Listed records
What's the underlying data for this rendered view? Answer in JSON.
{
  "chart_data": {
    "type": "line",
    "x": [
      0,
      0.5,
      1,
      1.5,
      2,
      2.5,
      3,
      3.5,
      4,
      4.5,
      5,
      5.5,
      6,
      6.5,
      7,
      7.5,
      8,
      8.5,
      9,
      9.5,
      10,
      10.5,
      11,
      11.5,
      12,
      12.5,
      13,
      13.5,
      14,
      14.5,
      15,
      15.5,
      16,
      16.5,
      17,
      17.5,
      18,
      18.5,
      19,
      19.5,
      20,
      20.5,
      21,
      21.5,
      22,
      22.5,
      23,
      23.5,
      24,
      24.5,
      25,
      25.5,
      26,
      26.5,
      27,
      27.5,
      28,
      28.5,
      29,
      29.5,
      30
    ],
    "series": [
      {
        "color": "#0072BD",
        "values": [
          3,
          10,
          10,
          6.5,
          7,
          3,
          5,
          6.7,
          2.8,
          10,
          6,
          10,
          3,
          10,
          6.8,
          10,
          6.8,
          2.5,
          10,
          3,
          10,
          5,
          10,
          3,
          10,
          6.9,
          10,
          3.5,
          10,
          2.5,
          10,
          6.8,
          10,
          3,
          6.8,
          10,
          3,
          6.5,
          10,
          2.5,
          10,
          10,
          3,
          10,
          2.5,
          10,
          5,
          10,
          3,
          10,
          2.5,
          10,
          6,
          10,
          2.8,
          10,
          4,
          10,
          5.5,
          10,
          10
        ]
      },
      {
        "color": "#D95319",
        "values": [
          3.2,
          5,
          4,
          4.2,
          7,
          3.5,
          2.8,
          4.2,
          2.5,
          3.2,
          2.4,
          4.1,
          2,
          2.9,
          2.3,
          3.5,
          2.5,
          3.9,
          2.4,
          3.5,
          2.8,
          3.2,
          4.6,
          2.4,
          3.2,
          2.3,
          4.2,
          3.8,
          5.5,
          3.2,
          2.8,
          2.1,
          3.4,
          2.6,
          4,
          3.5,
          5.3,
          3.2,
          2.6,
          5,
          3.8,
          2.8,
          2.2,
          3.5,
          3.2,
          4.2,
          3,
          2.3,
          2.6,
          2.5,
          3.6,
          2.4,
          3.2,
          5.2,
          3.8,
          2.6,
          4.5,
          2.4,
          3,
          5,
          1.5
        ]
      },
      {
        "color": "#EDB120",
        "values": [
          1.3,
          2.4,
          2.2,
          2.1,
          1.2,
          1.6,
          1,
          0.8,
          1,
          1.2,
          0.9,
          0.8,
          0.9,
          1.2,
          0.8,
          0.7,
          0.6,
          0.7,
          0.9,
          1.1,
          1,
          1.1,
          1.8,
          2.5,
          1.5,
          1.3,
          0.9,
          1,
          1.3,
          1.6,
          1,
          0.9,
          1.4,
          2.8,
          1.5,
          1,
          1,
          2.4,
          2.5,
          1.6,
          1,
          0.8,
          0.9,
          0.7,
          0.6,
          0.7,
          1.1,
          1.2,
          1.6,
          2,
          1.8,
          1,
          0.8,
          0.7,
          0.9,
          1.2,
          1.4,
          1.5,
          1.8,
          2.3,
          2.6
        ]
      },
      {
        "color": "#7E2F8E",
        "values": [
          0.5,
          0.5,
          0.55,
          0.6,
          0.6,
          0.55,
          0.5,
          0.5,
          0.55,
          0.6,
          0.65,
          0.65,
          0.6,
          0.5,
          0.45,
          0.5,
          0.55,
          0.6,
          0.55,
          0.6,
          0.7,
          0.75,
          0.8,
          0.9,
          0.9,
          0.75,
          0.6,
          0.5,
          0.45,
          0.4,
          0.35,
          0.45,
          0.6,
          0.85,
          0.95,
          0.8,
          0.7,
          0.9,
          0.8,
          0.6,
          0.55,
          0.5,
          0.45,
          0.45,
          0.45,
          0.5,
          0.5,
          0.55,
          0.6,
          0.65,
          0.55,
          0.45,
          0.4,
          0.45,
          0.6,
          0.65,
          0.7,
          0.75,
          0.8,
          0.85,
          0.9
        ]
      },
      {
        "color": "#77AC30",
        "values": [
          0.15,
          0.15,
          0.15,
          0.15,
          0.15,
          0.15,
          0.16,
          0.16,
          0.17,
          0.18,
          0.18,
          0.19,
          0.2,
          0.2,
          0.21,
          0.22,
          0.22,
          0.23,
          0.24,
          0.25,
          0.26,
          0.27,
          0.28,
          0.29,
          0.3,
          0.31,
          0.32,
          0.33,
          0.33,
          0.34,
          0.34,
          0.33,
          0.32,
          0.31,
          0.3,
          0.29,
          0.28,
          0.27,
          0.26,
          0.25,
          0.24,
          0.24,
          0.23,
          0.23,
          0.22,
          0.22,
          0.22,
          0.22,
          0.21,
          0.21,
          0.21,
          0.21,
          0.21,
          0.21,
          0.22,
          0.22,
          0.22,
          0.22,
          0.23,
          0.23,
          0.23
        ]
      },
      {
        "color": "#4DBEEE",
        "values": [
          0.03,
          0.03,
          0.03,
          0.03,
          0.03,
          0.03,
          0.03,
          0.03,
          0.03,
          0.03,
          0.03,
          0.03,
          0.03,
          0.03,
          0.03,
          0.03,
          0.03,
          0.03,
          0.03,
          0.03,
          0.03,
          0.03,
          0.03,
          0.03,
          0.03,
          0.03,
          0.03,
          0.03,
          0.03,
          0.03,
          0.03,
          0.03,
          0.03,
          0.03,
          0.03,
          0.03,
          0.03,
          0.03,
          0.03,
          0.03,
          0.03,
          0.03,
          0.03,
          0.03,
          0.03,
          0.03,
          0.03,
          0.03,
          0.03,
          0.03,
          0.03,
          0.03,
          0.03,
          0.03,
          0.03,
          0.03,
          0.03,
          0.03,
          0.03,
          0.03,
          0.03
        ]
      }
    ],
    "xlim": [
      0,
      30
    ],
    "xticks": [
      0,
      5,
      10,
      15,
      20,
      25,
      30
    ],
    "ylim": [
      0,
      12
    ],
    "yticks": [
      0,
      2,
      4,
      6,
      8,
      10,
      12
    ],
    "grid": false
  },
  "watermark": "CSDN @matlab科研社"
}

Task to carry out
Copy out all of the records shown above exactly.

Correct result
What's the underlying data for this rendered view? Answer in JSON.
{
  "chart_data": {
    "type": "line",
    "x": [
      0,
      0.5,
      1,
      1.5,
      2,
      2.5,
      3,
      3.5,
      4,
      4.5,
      5,
      5.5,
      6,
      6.5,
      7,
      7.5,
      8,
      8.5,
      9,
      9.5,
      10,
      10.5,
      11,
      11.5,
      12,
      12.5,
      13,
      13.5,
      14,
      14.5,
      15,
      15.5,
      16,
      16.5,
      17,
      17.5,
      18,
      18.5,
      19,
      19.5,
      20,
      20.5,
      21,
      21.5,
      22,
      22.5,
      23,
      23.5,
      24,
      24.5,
      25,
      25.5,
      26,
      26.5,
      27,
      27.5,
      28,
      28.5,
      29,
      29.5,
      30
    ],
    "series": [
      {
        "color": "#0072BD",
        "values": [
          3,
          10,
          10,
          6.5,
          7,
          3,
          5,
          6.7,
          2.8,
          10,
          6,
          10,
          3,
          10,
          6.8,
          10,
          6.8,
          2.5,
          10,
          3,
          10,
          5,
          10,
          3,
          10,
          6.9,
          10,
          3.5,
          10,
          2.5,
          10,
          6.8,
          10,
          3,
          6.8,
          10,
          3,
          6.5,
          10,
          2.5,
          10,
          10,
          3,
          10,
          2.5,
          10,
          5,
          10,
          3,
          10,
          2.5,
          10,
          6,
          10,
          2.8,
          10,
          4,
          10,
          5.5,
          10,
          10
        ]
      },
      {
        "color": "#D95319",
        "values": [
          3.2,
          5,
          4,
          4.2,
          7,
          3.5,
          2.8,
          4.2,
          2.5,
          3.2,
          2.4,
          4.1,
          2,
          2.9,
          2.3,
          3.5,
          2.5,
          3.9,
          2.4,
          3.5,
          2.8,
          3.2,
          4.6,
          2.4,
          3.2,
          2.3,
          4.2,
          3.8,
          5.5,
          3.2,
          2.8,
          2.1,
          3.4,
          2.6,
          4,
          3.5,
          5.3,
          3.2,
          2.6,
          5,
          3.8,
          2.8,
          2.2,
          3.5,
          3.2,
          4.2,
          3,
          2.3,
          2.6,
          2.5,
          3.6,
          2.4,
          3.2,
          5.2,
          3.8,
          2.6,
          4.5,
          2.4,
          3,
          5,
          1.5
        ]
      },
      {
        "color": "#EDB120",
        "values": [
          1.3,
          2.4,
          2.2,
          2.1,
          1.2,
          1.6,
          1,
          0.8,
          1,
          1.2,
          0.9,
          0.8,
          0.9,
          1.2,
          0.8,
          0.7,
          0.6,
          0.7,
          0.9,
          1.1,
          1,
          1.1,
          1.8,
          2.5,
          1.5,
          1.3,
          0.9,
          1,
          1.3,
          1.6,
          1,
          0.9,
          1.4,
          2.8,
          1.5,
          1,
          1,
          2.4,
          2.5,
          1.6,
          1,
          0.8,
          0.9,
          0.7,
          0.6,
          0.7,
          1.1,
          1.2,
          1.6,
          2,
          1.8,
          1,
          0.8,
          0.7,
          0.9,
          1.2,
          1.4,
          1.5,
          1.8,
          2.3,
          2.6
        ]
      },
      {
        "color": "#7E2F8E",
        "values": [
          0.5,
          0.5,
          0.55,
          0.6,
          0.6,
          0.55,
          0.5,
          0.5,
          0.55,
          0.6,
          0.65,
          0.65,
          0.6,
          0.5,
          0.45,
          0.5,
          0.55,
          0.6,
          0.55,
          0.6,
          0.7,
          0.75,
          0.8,
          0.9,
          0.9,
          0.75,
          0.6,
          0.5,
          0.45,
          0.4,
          0.35,
          0.45,
          0.6,
          0.85,
          0.95,
          0.8,
          0.7,
          0.9,
          0.8,
          0.6,
          0.55,
          0.5,
          0.45,
          0.45,
          0.45,
          0.5,
          0.5,
          0.55,
          0.6,
          0.65,
          0.55,
          0.45,
          0.4,
          0.45,
          0.6,
          0.65,
          0.7,
          0.75,
          0.8,
          0.85,
          0.9
        ]
      },
      {
        "color": "#77AC30",
        "values": [
          0.15,
          0.15,
          0.15,
          0.15,
          0.15,
          0.15,
          0.16,
          0.16,
          0.17,
          0.18,
          0.18,
          0.19,
          0.2,
          0.2,
          0.21,
          0.22,
          0.22,
          0.23,
          0.24,
          0.25,
          0.26,
          0.27,
          0.28,
          0.29,
          0.3,
          0.31,
          0.32,
          0.33,
          0.33,
          0.34,
          0.34,
          0.33,
          0.32,
          0.31,
          0.3,
          0.29,
          0.28,
          0.27,
          0.26,
          0.25,
          0.24,
          0.24,
          0.23,
          0.23,
          0.22,
          0.22,
          0.22,
          0.22,
          0.21,
          0.21,
          0.21,
          0.21,
          0.21,
          0.21,
          0.22,
          0.22,
          0.22,
          0.22,
          0.23,
          0.23,
          0.23
        ]
      },
      {
        "color": "#4DBEEE",
        "values": [
          0.03,
          0.03,
          0.03,
          0.03,
          0.03,
          0.03,
          0.03,
          0.03,
          0.03,
          0.03,
          0.03,
          0.03,
          0.03,
          0.03,
          0.03,
          0.03,
          0.03,
          0.03,
          0.03,
          0.03,
          0.03,
          0.03,
          0.03,
          0.03,
          0.03,
          0.03,
          0.03,
          0.03,
          0.03,
          0.03,
          0.03,
          0.03,
          0.03,
          0.03,
          0.03,
          0.03,
          0.03,
          0.03,
          0.03,
          0.03,
          0.03,
          0.03,
          0.03,
          0.03,
          0.03,
          0.03,
          0.03,
          0.03,
          0.03,
          0.03,
          0.03,
          0.03,
          0.03,
          0.03,
          0.03,
          0.03,
          0.03,
          0.03,
          0.03,
          0.03,
          0.03
        ]
      }
    ],
    "xlim": [
      0,
      30
    ],
    "xticks": [
      0,
      5,
      10,
      15,
      20,
      25,
      30
    ],
    "ylim": [
      0,
      12
    ],
    "yticks": [
      0,
      2,
      4,
      6,
      8,
      10,
      12
    ],
    "grid": false
  },
  "watermark": "CSDN @matlab科研社"
}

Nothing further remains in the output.